Par Ilyass Chirac Poumie
Le corps sans vie d’une Camerounaise a été retrouvé dans une chambre d’hôtel au Cambodge, selon des sources concordantes. Les circonstances exactes du décès restent à établir, mais la défunte ferait partie des milliers de Camerounais attirés par des promesses d’emplois bien rémunérés en Asie, notamment au Cambodge.
Depuis plusieurs années, des réseaux organisés ciblent des jeunes Africains en quête d’opportunités économiques, leur proposant des contrats supposément lucratifs dans des pays d’Asie du Sud-Est. À leur arrivée, nombre d’entre eux se retrouvent sans emploi, sans ressources et parfois privés de leurs documents de voyage.
Faute de moyens, certains vivent dans des conditions précaires, entassés dans des hôtels insalubres ou livrés à eux-mêmes dans la rue. Plusieurs témoignages font état de pressions, de menaces et d’exploitation dans des centres opérant sous couvert d’activités numériques.

ENTRÉES DU CORPUS:

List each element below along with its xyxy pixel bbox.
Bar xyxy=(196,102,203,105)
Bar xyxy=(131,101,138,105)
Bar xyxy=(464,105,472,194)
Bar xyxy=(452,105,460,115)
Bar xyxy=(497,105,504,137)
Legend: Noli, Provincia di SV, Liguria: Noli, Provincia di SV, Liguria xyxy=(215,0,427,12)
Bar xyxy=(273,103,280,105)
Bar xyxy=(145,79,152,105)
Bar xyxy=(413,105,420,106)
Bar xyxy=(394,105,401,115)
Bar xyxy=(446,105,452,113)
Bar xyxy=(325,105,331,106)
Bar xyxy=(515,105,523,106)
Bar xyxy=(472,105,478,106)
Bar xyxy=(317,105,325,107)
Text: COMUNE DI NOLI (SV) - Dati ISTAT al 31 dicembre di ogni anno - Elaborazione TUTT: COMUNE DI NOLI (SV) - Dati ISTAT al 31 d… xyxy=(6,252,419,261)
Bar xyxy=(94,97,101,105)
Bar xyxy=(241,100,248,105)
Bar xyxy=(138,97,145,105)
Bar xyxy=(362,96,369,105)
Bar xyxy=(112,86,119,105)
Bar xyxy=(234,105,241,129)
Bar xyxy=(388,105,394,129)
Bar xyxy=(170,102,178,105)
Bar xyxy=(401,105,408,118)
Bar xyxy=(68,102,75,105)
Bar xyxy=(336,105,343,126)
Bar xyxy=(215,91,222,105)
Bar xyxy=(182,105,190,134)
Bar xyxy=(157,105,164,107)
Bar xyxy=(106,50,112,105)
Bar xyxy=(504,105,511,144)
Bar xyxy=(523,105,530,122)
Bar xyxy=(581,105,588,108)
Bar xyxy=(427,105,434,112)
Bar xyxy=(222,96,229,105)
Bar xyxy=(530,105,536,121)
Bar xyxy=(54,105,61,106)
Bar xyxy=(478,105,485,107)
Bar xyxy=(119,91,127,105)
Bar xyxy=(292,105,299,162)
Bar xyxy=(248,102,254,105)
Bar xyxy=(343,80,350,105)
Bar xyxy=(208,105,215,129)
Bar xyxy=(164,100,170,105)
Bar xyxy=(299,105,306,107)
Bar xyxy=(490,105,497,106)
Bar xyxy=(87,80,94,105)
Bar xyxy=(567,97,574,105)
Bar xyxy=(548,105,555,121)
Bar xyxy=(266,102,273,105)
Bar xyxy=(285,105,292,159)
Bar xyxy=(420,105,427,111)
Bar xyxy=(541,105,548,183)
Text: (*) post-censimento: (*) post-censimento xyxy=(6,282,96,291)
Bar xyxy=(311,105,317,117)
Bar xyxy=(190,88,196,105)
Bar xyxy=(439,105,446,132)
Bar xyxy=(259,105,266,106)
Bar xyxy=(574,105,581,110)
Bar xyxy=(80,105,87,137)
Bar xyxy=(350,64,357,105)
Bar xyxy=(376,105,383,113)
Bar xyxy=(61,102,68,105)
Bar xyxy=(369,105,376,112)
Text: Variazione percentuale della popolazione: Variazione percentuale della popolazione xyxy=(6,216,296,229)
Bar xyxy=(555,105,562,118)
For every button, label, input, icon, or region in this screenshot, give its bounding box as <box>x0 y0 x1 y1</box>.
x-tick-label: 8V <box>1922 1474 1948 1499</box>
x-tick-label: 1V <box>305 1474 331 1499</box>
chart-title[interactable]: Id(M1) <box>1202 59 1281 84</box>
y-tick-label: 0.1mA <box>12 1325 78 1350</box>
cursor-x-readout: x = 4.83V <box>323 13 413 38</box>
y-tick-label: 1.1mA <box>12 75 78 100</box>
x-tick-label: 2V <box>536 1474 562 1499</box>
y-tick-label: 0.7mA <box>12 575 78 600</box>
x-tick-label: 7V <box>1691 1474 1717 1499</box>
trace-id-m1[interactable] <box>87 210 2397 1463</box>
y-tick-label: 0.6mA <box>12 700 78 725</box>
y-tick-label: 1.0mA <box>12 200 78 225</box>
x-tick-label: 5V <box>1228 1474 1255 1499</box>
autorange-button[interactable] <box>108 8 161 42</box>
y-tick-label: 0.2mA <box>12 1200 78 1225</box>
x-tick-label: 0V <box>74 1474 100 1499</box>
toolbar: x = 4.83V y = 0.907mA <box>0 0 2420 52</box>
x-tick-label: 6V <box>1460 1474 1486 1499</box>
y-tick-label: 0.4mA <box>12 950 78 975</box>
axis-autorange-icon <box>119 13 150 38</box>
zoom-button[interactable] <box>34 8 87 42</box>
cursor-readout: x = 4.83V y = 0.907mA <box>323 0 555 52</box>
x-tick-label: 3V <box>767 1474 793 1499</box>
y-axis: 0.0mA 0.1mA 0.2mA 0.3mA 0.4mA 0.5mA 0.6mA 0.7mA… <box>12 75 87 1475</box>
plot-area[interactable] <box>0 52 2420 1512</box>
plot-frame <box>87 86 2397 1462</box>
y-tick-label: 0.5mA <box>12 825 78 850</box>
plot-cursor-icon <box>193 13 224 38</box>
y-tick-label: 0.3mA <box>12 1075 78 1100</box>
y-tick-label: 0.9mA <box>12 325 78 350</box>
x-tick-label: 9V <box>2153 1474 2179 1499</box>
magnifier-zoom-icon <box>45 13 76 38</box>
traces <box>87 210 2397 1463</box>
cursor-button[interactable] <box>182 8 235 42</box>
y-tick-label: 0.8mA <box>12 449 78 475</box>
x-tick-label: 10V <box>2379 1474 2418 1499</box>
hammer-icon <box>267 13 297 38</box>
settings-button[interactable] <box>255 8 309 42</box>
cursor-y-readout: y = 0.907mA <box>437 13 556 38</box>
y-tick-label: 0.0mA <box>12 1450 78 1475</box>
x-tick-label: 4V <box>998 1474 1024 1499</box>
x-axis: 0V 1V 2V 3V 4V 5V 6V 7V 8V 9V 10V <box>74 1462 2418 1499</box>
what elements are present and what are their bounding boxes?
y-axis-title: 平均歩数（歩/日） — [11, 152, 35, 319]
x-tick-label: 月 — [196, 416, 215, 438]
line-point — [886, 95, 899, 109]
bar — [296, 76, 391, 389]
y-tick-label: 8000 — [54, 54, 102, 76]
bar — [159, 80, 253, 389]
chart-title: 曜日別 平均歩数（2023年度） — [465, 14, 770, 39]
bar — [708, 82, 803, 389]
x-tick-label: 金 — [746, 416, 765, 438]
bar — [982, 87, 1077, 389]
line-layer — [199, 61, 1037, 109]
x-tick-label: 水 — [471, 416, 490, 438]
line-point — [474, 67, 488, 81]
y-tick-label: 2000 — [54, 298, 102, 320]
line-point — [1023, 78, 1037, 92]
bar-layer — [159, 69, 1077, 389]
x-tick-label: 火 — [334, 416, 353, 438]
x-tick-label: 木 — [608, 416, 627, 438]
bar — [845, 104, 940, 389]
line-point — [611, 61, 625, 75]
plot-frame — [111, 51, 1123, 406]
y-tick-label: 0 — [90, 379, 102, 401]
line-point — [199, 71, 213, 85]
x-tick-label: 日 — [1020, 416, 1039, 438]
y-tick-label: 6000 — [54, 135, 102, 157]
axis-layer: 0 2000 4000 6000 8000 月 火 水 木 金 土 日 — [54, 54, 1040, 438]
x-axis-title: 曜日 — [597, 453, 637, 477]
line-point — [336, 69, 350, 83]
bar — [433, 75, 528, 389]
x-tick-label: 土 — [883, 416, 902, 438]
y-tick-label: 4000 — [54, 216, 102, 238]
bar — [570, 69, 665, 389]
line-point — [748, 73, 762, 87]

CONSIGNES DE L'EXERCICE:
**a)** Répondez aux questions suivantes à partir du texte source.
(i) Dans quel lieu le corps de la Camerounaise a-t-il été retrouvé ?
(ii) Dans quels pays les réseaux organisés proposent-ils des contrats ?
(iii) Sous couvert de quelles activités opèrent les centres évoqués par les témoignages ?
**b)** Présentez sous forme de liste le paragraphe du texte source qui commence par « Depuis plusieurs années », en conservant ses faits essentiels.
**c)** Recopiez un passage du texte source, en commençant aux mots « Par Ilyass Chirac » et en vous arrêtant après « documents de voyage. ».

SOLUTIONS PROPOSÉES:
**a)**
(i) Dans une chambre d'hôtel au Cambodge.
(ii) Dans des pays d'Asie du Sud-Est.
(iii) Sous couvert d'activités numériques.

**b)**
- Depuis plusieurs années, des réseaux organisés ciblent de jeunes Africains en quête d'opportunités économiques.
- Ils leur proposent des contrats supposément lucratifs dans des pays d'Asie du Sud-Est.
- À leur arrivée, nombre d'entre eux se retrouvent sans emploi et sans ressources, parfois privés de leurs documents de voyage.

**c)**
Par Ilyass Chirac Poumie
Le corps sans vie d’une Camerounaise a été retrouvé dans une chambre d’hôtel au Cambodge, selon des sources concordantes. Les circonstances exactes du décès restent à établir, mais la défunte ferait partie des milliers de Camerounais attirés par des promesses d’emplois bien rémunérés en Asie, notamment au Cambodge.
Depuis plusieurs années, des réseaux organisés ciblent des jeunes Africains en quête d’opportunités économiques, leur proposant des contrats supposément lucratifs dans des pays d’Asie du Sud-Est. À leur arrivée, nombre d’entre eux se retrouvent sans emploi, sans ressources et parfois privés de leurs documents de voyage.